- _Text section_
--- start ---

This initialization let me confused. Why I need weight.new two times for GPU & 2 times for CPU?

    def init_hidden(self, batch_size):
    ''' Initializes hidden state '''
    # Create two new tensors with sizes n_layers x batch_size x n_hidden,
    # initialized to zero, for hidden state and cell state of LSTM
    weight = next(self.parameters()).data
    
        if (train_on_gpu):
            hidden = (weight.new(self.n_layers, batch_size, self.n_hidden).zero_().cuda(),
              weight.new(self.n_layers, batch_size, self.n_hidden).zero_().cuda())
        else:
             hidden = (weight.new(self.n_layers, batch_size, self.n_hidden).zero_(),
                  weight.new(self.n_layers, batch_size, self.n_hidden).zero_())
    
    return hidden

@ptrblck
I hope you can help, Thanks.

The code snippet shows different initializations for CPU and CUDA tensors, not only for the GPU.

--- end ---

- _Stored data_
--- start ---

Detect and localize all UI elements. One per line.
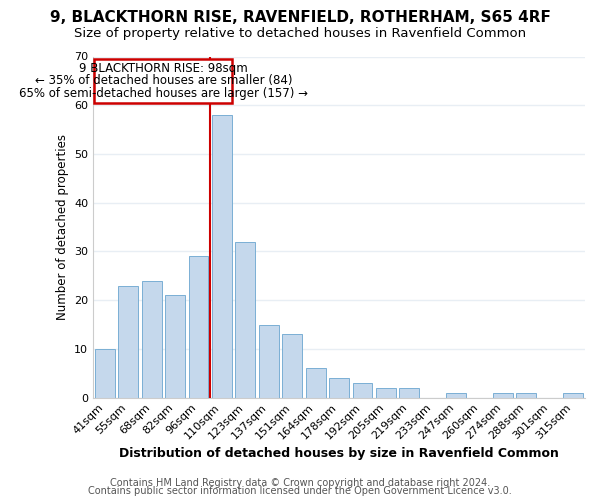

--- end ---

- _Instructions_
**1.** Answer these questions from the LSTM thread.
(a) According to the code comments, what size does each new tensor have?
(b) What does the snippet do to the tensors in the GPU branch that it does not do in the other branch?
(c) Which user does the original poster ask for help?
**2.** Using the LSTM thread, explain why each branch of the snippet calls weight.new twice.
**3.** Continue the LSTM thread from the point where it stops.

- _Written answers_
**1.**
(a) n_layers x batch_size x n_hidden
(b) It calls .cuda() on each tensor.
(c) ptrblck

**2.** The code comment says two new zero-initialized tensors are created, one for the hidden state and one for the cell state of the LSTM. The reply adds that there are two branches only because one builds CUDA tensors and the other builds CPU tensors.

**3.**
Alternatively to using this condition, you could also write device-agnostic code and call .to(device) on the newly created tensors.

Okay that is okay.

But why I need to create tuples with 2 elements?

hidden = (weight.new(self.n_layers, batch_size, self.n_hidden).zero_().cuda(),
              weight.new(self.n_layers, batch_size, self.n_hidden).zero_().cuda())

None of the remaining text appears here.